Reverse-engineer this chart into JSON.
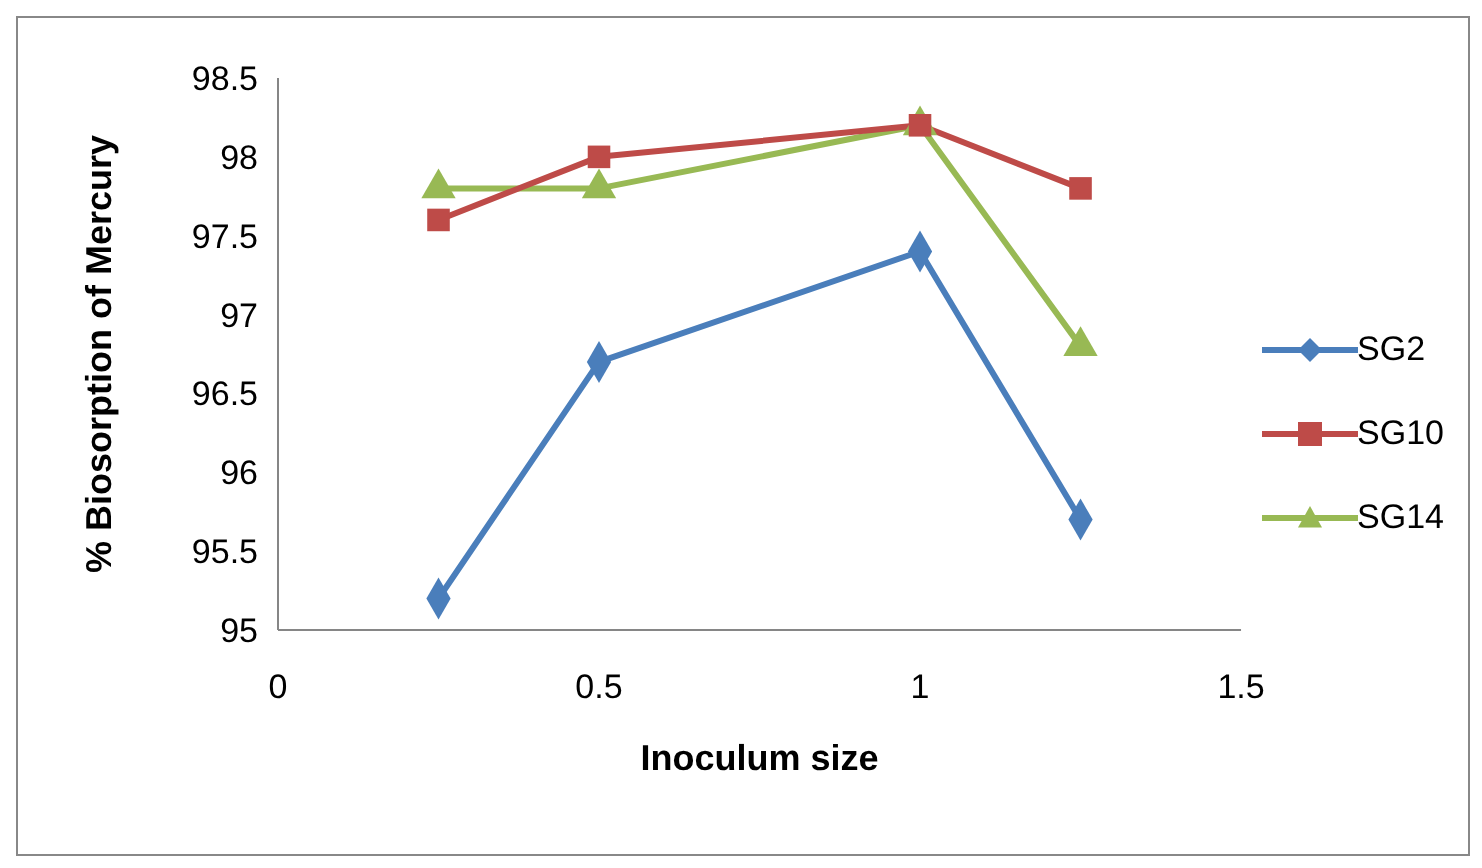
{
  "chart_data": {
    "type": "line",
    "xlabel": "Inoculum size",
    "ylabel": "% Biosorption of Mercury",
    "xlim": [
      0,
      1.5
    ],
    "xticks": [
      0,
      0.5,
      1,
      1.5
    ],
    "ylim": [
      95,
      98.5
    ],
    "yticks": [
      95,
      95.5,
      96,
      96.5,
      97,
      97.5,
      98,
      98.5
    ],
    "x": [
      0.25,
      0.5,
      1,
      1.25
    ],
    "grid": false,
    "legend": "right",
    "series": [
      {
        "name": "SG2",
        "color": "#4a7ebb",
        "marker": "diamond",
        "values": [
          95.2,
          96.7,
          97.4,
          95.7
        ]
      },
      {
        "name": "SG10",
        "color": "#be4b48",
        "marker": "square",
        "values": [
          97.6,
          98.0,
          98.2,
          97.8
        ]
      },
      {
        "name": "SG14",
        "color": "#98b954",
        "marker": "triangle",
        "values": [
          97.8,
          97.8,
          98.2,
          96.8
        ]
      }
    ]
  }
}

## WHAT YOU SHOULD DO:
Write out each line again precisely as it appears, skipping every picture.

## FINAL RESULT:
Reverse-engineer this chart into JSON.
{
  "chart_data": {
    "type": "line",
    "xlabel": "Inoculum size",
    "ylabel": "% Biosorption of Mercury",
    "xlim": [
      0,
      1.5
    ],
    "xticks": [
      0,
      0.5,
      1,
      1.5
    ],
    "ylim": [
      95,
      98.5
    ],
    "yticks": [
      95,
      95.5,
      96,
      96.5,
      97,
      97.5,
      98,
      98.5
    ],
    "x": [
      0.25,
      0.5,
      1,
      1.25
    ],
    "grid": false,
    "legend": "right",
    "series": [
      {
        "name": "SG2",
        "color": "#4a7ebb",
        "marker": "diamond",
        "values": [
          95.2,
          96.7,
          97.4,
          95.7
        ]
      },
      {
        "name": "SG10",
        "color": "#be4b48",
        "marker": "square",
        "values": [
          97.6,
          98.0,
          98.2,
          97.8
        ]
      },
      {
        "name": "SG14",
        "color": "#98b954",
        "marker": "triangle",
        "values": [
          97.8,
          97.8,
          98.2,
          96.8
        ]
      }
    ]
  }
}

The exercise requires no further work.